| Task statement |
Carry none of the pictures over; set down the material below exactly.

━━━━━━━━━━━━━━━━━━━━

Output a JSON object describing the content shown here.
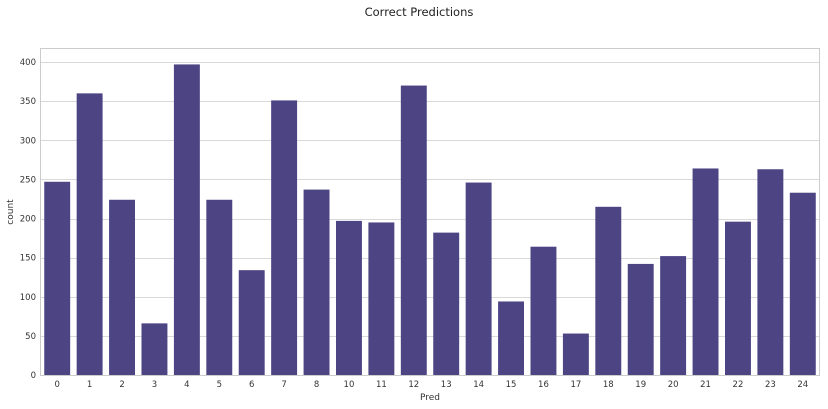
{
  "chart_data": {
    "type": "bar",
    "title": "Correct Predictions",
    "xlabel": "Pred",
    "ylabel": "count",
    "categories": [
      "0",
      "1",
      "2",
      "3",
      "4",
      "5",
      "6",
      "7",
      "8",
      "10",
      "11",
      "12",
      "13",
      "14",
      "15",
      "16",
      "17",
      "18",
      "19",
      "20",
      "21",
      "22",
      "23",
      "24"
    ],
    "values": [
      247,
      360,
      224,
      66,
      397,
      224,
      134,
      351,
      237,
      197,
      195,
      370,
      182,
      246,
      94,
      164,
      53,
      215,
      142,
      152,
      264,
      196,
      263,
      233
    ],
    "ylim": [
      0,
      418
    ],
    "yticks": [
      0,
      50,
      100,
      150,
      200,
      250,
      300,
      350,
      400
    ],
    "grid": true,
    "bar_color": "#4c4483"
  }
}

━━━━━━━━━━━━━━━━━━━━

| Complete answer |
Output a JSON object describing the content shown here.
{
  "chart_data": {
    "type": "bar",
    "title": "Correct Predictions",
    "xlabel": "Pred",
    "ylabel": "count",
    "categories": [
      "0",
      "1",
      "2",
      "3",
      "4",
      "5",
      "6",
      "7",
      "8",
      "10",
      "11",
      "12",
      "13",
      "14",
      "15",
      "16",
      "17",
      "18",
      "19",
      "20",
      "21",
      "22",
      "23",
      "24"
    ],
    "values": [
      247,
      360,
      224,
      66,
      397,
      224,
      134,
      351,
      237,
      197,
      195,
      370,
      182,
      246,
      94,
      164,
      53,
      215,
      142,
      152,
      264,
      196,
      263,
      233
    ],
    "ylim": [
      0,
      418
    ],
    "yticks": [
      0,
      50,
      100,
      150,
      200,
      250,
      300,
      350,
      400
    ],
    "grid": true,
    "bar_color": "#4c4483"
  }
}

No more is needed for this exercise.